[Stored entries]
* Start *

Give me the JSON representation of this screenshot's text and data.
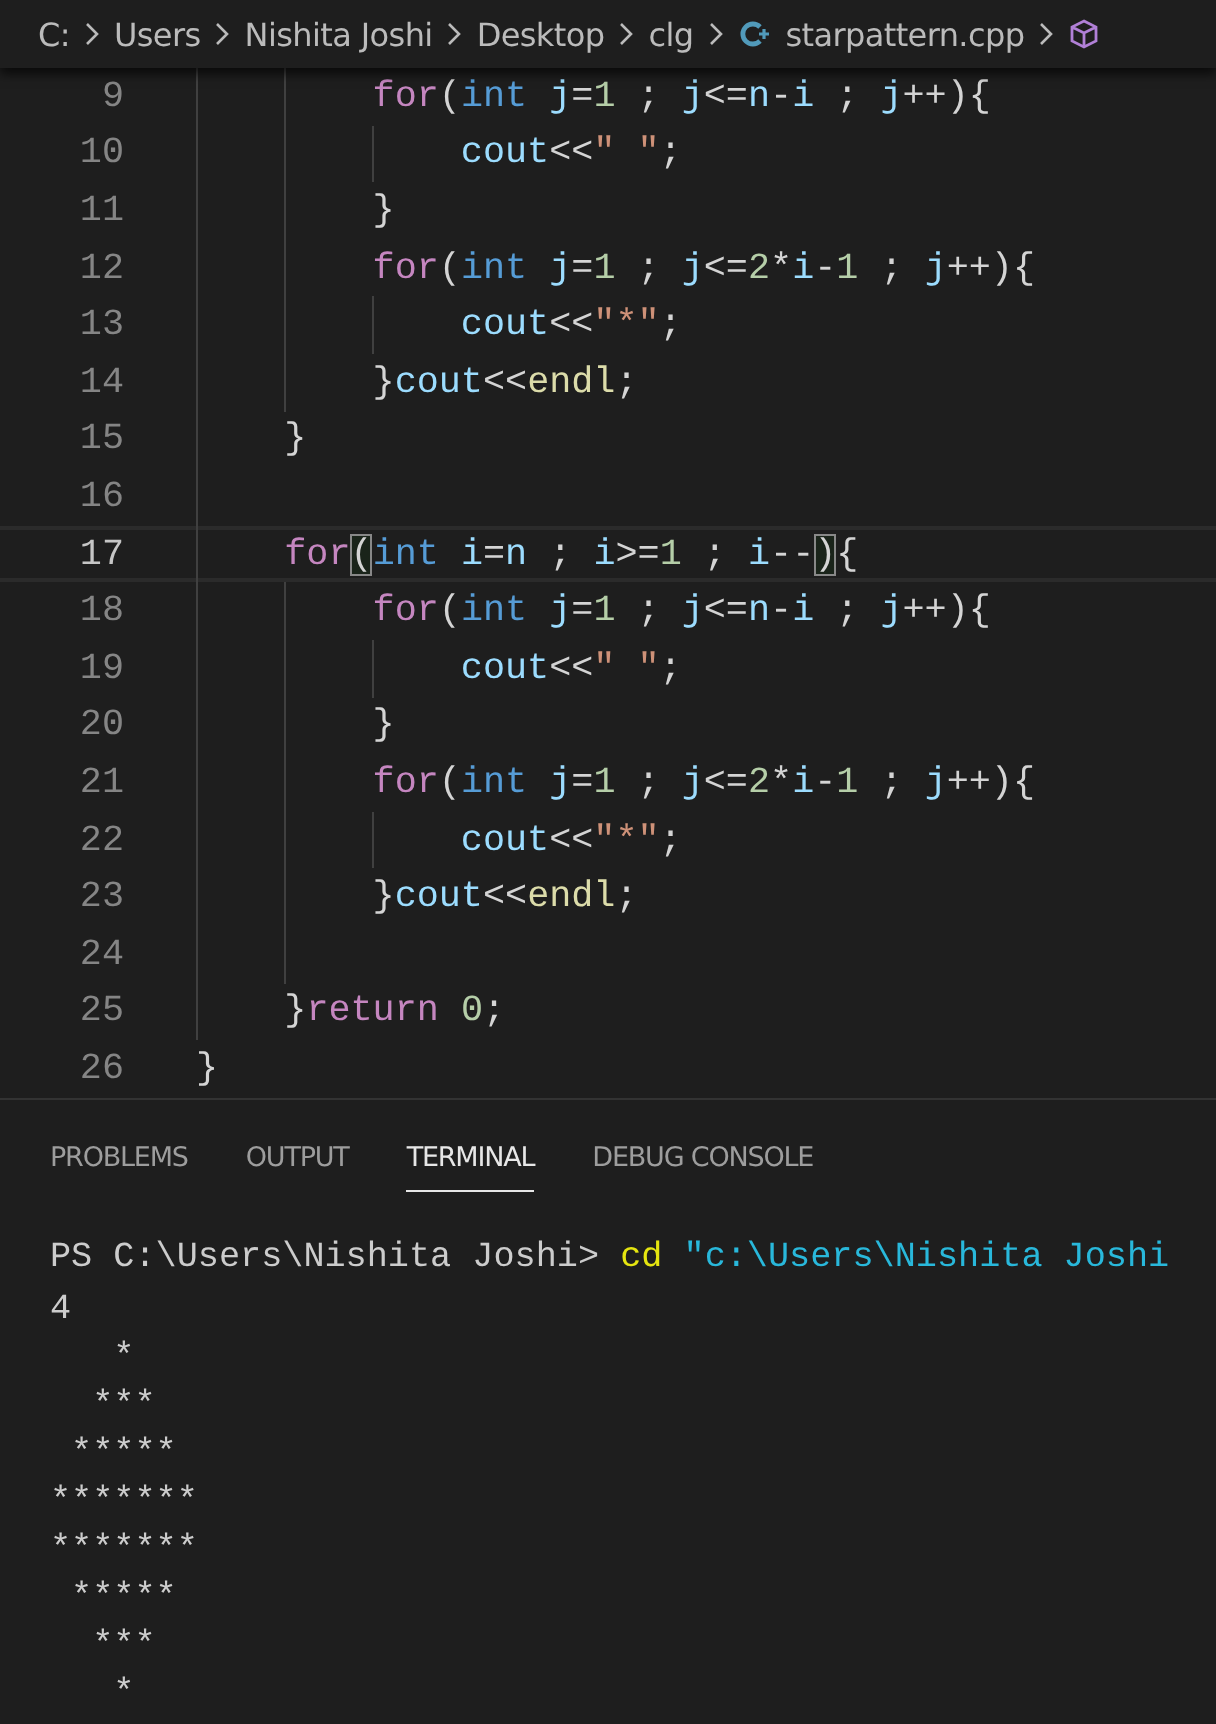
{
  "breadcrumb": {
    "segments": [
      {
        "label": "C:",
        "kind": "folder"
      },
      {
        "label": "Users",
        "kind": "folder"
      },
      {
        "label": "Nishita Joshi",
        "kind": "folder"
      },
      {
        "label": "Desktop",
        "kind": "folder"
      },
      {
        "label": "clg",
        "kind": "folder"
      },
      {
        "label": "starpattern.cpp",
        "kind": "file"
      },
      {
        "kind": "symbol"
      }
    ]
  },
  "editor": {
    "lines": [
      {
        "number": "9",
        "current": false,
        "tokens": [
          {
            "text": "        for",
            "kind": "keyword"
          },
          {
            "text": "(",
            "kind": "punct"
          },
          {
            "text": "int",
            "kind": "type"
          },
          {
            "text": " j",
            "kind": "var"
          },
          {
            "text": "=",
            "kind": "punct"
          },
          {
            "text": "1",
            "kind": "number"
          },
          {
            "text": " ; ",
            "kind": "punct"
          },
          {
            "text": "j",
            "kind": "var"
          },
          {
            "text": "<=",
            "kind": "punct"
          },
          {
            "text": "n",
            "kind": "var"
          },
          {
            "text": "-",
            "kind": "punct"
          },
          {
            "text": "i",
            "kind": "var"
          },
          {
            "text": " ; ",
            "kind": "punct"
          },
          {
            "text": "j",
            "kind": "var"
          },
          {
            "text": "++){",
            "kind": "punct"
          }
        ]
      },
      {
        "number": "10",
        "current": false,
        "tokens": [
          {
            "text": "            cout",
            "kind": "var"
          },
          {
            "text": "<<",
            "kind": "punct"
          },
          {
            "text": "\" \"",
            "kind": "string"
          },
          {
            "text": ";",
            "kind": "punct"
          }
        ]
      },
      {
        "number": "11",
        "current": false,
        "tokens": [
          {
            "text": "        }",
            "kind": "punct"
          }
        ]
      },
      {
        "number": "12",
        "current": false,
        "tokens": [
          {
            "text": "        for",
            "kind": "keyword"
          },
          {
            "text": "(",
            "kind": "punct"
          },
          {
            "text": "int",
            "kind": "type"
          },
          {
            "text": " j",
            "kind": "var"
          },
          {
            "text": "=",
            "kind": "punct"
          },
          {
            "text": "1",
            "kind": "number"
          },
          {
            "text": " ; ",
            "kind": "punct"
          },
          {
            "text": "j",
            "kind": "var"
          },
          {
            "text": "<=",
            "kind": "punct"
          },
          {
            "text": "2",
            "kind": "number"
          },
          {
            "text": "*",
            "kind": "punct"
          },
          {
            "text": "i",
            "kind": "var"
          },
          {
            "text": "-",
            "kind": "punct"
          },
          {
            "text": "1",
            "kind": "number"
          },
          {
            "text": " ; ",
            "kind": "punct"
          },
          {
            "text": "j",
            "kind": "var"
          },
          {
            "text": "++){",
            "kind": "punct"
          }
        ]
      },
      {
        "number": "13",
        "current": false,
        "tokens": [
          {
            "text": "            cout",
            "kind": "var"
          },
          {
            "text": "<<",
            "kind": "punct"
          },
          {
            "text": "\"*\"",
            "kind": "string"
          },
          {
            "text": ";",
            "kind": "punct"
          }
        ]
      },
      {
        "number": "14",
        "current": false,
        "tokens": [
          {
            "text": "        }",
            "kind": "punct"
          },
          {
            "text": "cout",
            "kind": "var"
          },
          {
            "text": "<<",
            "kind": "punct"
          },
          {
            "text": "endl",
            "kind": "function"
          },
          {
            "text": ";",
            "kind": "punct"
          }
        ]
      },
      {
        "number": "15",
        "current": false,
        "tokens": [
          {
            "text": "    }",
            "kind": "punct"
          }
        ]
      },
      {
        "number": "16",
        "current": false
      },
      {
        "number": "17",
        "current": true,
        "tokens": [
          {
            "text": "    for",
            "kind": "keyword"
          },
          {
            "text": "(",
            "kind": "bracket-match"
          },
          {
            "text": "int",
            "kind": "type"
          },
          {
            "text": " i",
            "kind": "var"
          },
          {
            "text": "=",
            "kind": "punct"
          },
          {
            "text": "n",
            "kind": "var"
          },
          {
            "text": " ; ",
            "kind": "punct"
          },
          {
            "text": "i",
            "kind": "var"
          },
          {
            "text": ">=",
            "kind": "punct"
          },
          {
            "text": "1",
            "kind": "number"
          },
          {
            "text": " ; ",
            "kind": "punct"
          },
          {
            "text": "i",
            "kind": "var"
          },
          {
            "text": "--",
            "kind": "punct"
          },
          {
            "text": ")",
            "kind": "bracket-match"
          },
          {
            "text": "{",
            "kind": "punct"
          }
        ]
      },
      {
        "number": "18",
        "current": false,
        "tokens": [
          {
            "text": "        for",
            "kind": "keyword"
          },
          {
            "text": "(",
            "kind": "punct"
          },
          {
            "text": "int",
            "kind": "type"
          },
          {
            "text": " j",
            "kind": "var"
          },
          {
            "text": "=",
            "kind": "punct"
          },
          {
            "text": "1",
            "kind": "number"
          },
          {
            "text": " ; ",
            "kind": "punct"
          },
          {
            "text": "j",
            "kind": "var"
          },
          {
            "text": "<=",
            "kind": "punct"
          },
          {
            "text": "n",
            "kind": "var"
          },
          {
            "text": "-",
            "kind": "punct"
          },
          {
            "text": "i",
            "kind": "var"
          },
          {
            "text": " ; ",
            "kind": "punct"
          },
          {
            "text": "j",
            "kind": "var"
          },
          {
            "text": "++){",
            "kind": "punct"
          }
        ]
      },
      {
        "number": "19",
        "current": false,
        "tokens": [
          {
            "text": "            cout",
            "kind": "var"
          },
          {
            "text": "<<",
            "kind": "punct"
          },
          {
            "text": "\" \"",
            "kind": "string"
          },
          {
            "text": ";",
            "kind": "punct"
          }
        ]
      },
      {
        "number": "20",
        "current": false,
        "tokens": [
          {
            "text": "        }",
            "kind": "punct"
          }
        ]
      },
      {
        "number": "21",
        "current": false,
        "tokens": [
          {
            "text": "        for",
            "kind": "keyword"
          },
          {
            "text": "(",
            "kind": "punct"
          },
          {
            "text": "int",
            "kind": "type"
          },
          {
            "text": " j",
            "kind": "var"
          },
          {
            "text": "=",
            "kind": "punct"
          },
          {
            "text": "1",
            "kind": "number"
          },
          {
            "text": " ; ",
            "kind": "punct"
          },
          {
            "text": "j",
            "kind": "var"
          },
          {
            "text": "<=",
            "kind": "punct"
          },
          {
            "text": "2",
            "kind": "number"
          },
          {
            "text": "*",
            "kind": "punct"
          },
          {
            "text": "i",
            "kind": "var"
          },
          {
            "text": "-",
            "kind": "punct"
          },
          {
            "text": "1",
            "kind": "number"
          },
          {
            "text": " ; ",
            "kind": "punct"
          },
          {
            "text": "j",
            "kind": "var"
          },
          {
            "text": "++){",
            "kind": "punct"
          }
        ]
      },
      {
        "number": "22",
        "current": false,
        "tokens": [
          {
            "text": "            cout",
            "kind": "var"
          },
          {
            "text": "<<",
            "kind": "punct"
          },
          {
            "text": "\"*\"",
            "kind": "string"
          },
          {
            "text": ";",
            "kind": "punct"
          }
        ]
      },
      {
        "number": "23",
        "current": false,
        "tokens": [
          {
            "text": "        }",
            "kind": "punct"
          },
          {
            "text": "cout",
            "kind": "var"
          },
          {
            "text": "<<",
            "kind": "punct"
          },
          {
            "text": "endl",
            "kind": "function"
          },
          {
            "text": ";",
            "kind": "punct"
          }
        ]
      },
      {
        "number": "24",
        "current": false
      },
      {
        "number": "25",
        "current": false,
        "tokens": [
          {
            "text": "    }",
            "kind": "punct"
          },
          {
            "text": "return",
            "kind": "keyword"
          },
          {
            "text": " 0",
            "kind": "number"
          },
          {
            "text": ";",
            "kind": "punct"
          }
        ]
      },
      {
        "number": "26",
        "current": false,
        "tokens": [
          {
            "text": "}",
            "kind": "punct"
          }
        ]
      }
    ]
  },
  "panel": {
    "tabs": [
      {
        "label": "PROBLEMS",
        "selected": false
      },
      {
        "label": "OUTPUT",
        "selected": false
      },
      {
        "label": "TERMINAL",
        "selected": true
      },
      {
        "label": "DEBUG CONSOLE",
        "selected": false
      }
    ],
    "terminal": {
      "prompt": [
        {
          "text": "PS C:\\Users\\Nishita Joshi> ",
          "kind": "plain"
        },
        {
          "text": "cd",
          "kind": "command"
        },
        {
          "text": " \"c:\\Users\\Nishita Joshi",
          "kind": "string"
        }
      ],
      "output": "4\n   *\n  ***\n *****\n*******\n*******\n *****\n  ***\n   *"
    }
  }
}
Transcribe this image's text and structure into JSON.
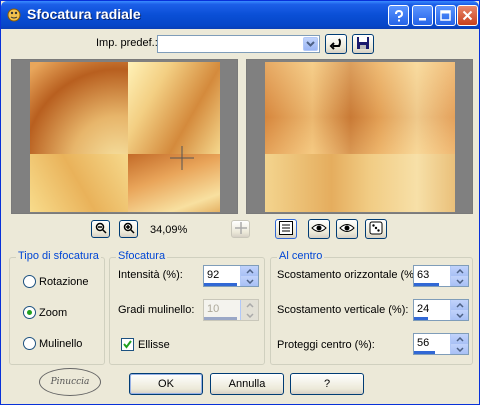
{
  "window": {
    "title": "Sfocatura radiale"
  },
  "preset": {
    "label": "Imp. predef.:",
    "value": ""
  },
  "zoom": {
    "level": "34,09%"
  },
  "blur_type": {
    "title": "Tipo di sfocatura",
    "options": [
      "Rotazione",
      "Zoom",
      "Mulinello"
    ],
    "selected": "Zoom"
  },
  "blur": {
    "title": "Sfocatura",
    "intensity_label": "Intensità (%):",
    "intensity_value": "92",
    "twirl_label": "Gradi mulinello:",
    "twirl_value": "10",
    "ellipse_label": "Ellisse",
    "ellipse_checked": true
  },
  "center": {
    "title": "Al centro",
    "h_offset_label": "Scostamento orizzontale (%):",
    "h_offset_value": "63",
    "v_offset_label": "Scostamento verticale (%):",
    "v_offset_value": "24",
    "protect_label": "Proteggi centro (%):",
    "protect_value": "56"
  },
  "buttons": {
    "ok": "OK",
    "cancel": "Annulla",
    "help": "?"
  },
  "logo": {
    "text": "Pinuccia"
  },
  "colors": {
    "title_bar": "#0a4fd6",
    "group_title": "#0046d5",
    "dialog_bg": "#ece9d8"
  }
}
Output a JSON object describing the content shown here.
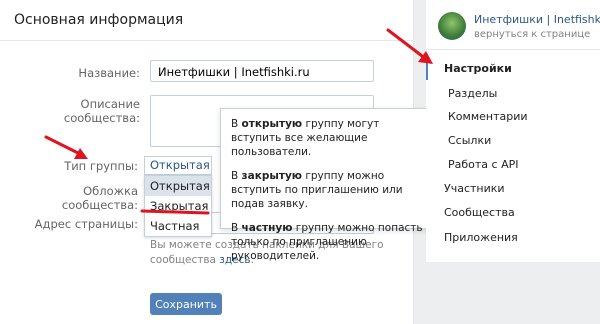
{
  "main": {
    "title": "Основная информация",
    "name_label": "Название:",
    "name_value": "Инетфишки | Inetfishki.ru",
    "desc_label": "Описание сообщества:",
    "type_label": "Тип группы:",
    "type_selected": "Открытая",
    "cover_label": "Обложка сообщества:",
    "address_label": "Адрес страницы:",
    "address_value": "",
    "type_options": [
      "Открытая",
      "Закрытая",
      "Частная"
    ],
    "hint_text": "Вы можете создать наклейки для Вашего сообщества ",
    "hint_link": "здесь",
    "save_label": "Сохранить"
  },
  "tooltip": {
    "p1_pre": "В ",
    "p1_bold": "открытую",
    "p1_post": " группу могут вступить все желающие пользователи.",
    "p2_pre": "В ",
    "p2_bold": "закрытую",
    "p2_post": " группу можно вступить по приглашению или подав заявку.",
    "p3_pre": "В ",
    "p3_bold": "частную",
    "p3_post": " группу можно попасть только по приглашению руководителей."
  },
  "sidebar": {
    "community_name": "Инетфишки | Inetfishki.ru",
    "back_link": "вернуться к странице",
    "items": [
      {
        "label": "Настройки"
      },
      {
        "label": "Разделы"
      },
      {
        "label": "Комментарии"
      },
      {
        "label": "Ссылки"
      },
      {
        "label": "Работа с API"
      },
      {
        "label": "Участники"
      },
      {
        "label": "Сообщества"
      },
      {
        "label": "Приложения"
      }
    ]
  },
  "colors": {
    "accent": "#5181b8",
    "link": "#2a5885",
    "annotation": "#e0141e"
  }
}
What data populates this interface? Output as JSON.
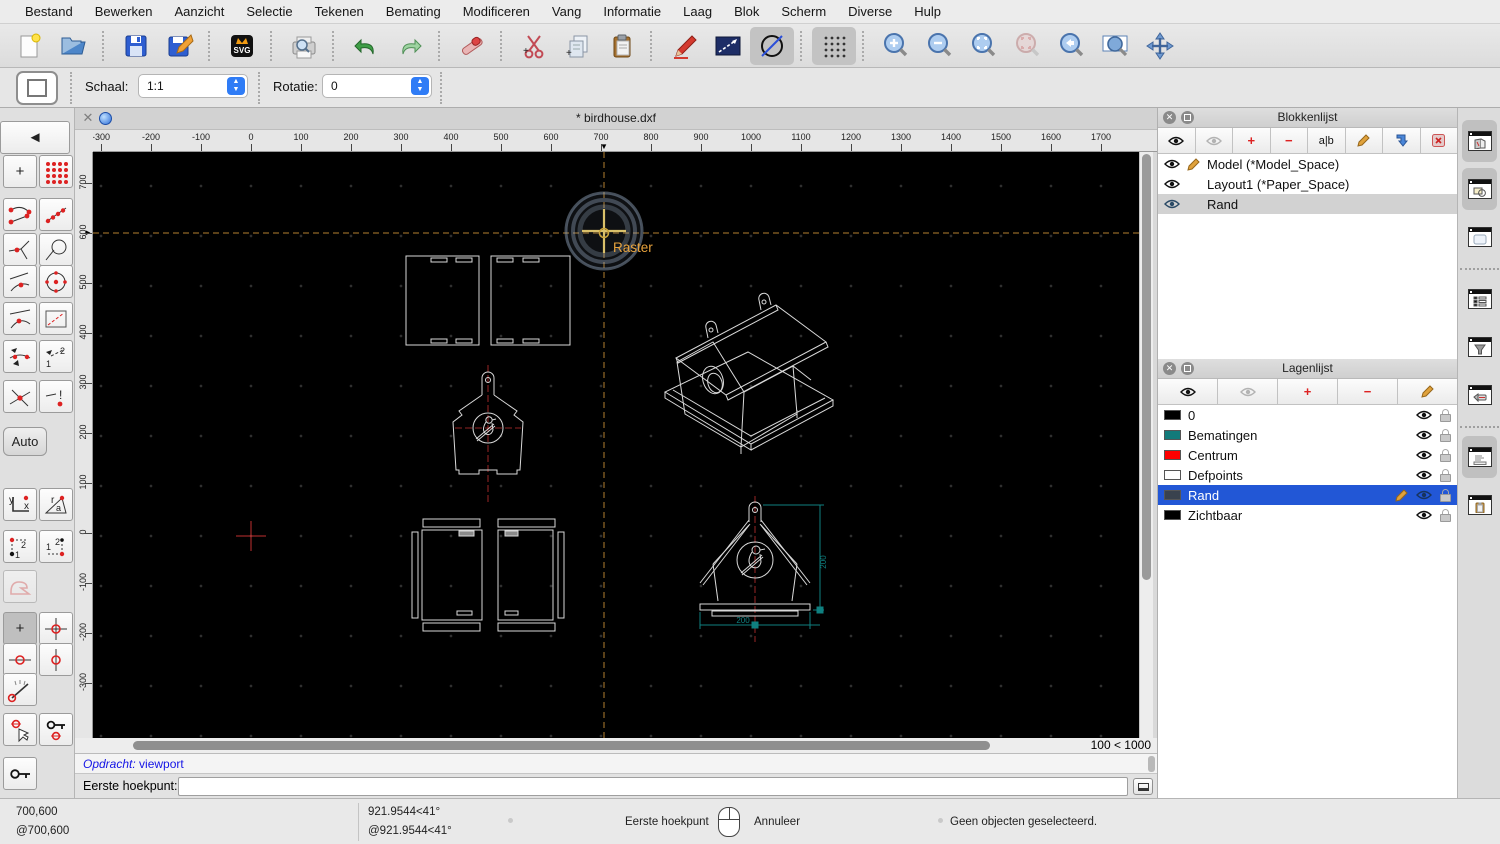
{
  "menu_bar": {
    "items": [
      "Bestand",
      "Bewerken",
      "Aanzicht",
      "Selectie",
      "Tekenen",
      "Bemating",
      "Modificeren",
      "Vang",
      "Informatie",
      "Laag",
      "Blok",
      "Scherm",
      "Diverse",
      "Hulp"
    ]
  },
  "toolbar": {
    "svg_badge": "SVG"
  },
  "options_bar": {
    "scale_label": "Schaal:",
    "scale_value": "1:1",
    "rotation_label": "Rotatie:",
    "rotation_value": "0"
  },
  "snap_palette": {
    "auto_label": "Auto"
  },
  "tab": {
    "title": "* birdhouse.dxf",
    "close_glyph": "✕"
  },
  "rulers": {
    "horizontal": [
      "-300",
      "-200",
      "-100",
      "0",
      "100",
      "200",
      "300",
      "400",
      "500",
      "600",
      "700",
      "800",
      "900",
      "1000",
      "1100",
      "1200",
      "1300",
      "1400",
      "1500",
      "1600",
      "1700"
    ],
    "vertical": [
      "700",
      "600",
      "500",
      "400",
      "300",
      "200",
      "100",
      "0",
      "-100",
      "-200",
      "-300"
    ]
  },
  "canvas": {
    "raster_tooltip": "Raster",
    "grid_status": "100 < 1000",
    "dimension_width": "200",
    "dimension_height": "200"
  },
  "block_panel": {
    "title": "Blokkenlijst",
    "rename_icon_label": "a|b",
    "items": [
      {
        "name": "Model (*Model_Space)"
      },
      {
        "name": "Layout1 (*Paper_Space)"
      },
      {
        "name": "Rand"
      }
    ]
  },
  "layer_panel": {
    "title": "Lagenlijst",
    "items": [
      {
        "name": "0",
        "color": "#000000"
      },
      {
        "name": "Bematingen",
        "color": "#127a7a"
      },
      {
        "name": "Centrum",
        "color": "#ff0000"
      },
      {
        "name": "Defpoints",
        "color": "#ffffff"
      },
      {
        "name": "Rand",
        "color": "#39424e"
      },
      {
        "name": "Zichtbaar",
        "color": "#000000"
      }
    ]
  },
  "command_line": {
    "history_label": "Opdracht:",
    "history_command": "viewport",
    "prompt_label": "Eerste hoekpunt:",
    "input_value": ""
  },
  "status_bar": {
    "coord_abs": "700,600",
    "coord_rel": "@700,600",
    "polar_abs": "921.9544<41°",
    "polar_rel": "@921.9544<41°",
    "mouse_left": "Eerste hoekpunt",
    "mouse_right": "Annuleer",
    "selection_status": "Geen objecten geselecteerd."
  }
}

* End *

INSTRUCTIONS TO FOLLOW
Work through the records line by line and tally those with the word "приглашению". Report only the total.

RESULT FOR THIS EXERCISE
2